Input data START

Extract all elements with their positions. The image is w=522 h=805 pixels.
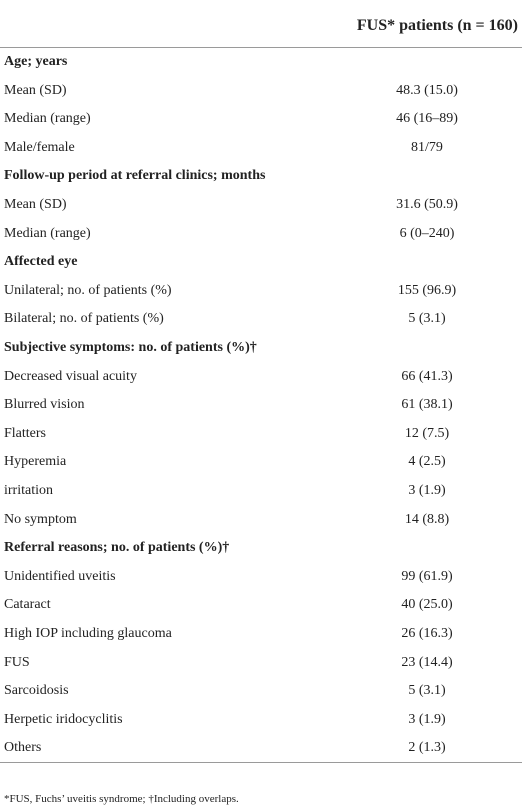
row-label: Herpetic iridocyclitis xyxy=(4,711,123,727)
row-label: Decreased visual acuity xyxy=(4,368,137,384)
row-value: 99 (61.9) xyxy=(401,568,453,584)
row-label: Blurred vision xyxy=(4,397,85,413)
row-label: High IOP including glaucoma xyxy=(4,626,172,641)
row-value: 2 (1.3) xyxy=(408,740,446,756)
row-value: 5 (3.1) xyxy=(408,311,446,327)
row-label: FUS xyxy=(4,654,30,670)
row-value: 26 (16.3) xyxy=(401,626,453,641)
section-title: Referral reasons; no. of patients (%)† xyxy=(4,540,230,556)
row-value: 31.6 (50.9) xyxy=(396,197,458,212)
section-title: Follow-up period at referral clinics; mo… xyxy=(4,168,266,184)
row-label: Unidentified uveitis xyxy=(4,568,116,584)
row-label: Median (range) xyxy=(4,111,91,127)
row-value: 46 (16–89) xyxy=(396,111,458,127)
row-label: Sarcoidosis xyxy=(4,683,69,699)
row-value: 66 (41.3) xyxy=(401,368,453,384)
row-value: 12 (7.5) xyxy=(404,425,450,441)
row-value: 14 (8.8) xyxy=(404,511,450,527)
row-value: 81/79 xyxy=(411,139,443,155)
row-label: Bilateral; no. of patients (%) xyxy=(4,311,164,327)
row-label: Others xyxy=(4,740,42,756)
table-header: FUS* patients (n = 160) xyxy=(356,17,518,34)
row-value: 6 (0–240) xyxy=(399,225,455,241)
row-value: 4 (2.5) xyxy=(408,454,446,470)
header-rule xyxy=(0,47,522,48)
row-label: irritation xyxy=(4,483,53,498)
row-value: 23 (14.4) xyxy=(401,654,453,670)
section-title: Affected eye xyxy=(4,254,78,270)
row-value: 48.3 (15.0) xyxy=(396,82,458,98)
row-label: Median (range) xyxy=(4,225,91,241)
row-value: 61 (38.1) xyxy=(401,397,453,413)
row-value: 40 (25.0) xyxy=(401,597,453,613)
row-label: Flatters xyxy=(4,425,46,441)
section-title: Age; years xyxy=(4,54,68,69)
row-value: 3 (1.9) xyxy=(408,711,446,727)
row-label: Mean (SD) xyxy=(4,197,67,212)
row-value: 3 (1.9) xyxy=(408,483,446,498)
bottom-rule xyxy=(0,762,522,763)
row-value: 155 (96.9) xyxy=(397,282,457,298)
row-label: Mean (SD) xyxy=(4,82,67,98)
row-value: 5 (3.1) xyxy=(408,683,446,699)
row-label: No symptom xyxy=(4,511,77,527)
row-label: Male/female xyxy=(4,139,75,155)
footnote: *FUS, Fuchs’ uveitis syndrome; †Includin… xyxy=(4,793,239,805)
row-label: Unilateral; no. of patients (%) xyxy=(4,282,172,298)
row-label: Cataract xyxy=(4,597,51,613)
row-label: Hyperemia xyxy=(4,454,67,470)
section-title: Subjective symptoms: no. of patients (%)… xyxy=(4,340,257,355)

Input data END

## Your goal
Only the number is wanted: count the lines of the records that hold the word "title".

## Your response
5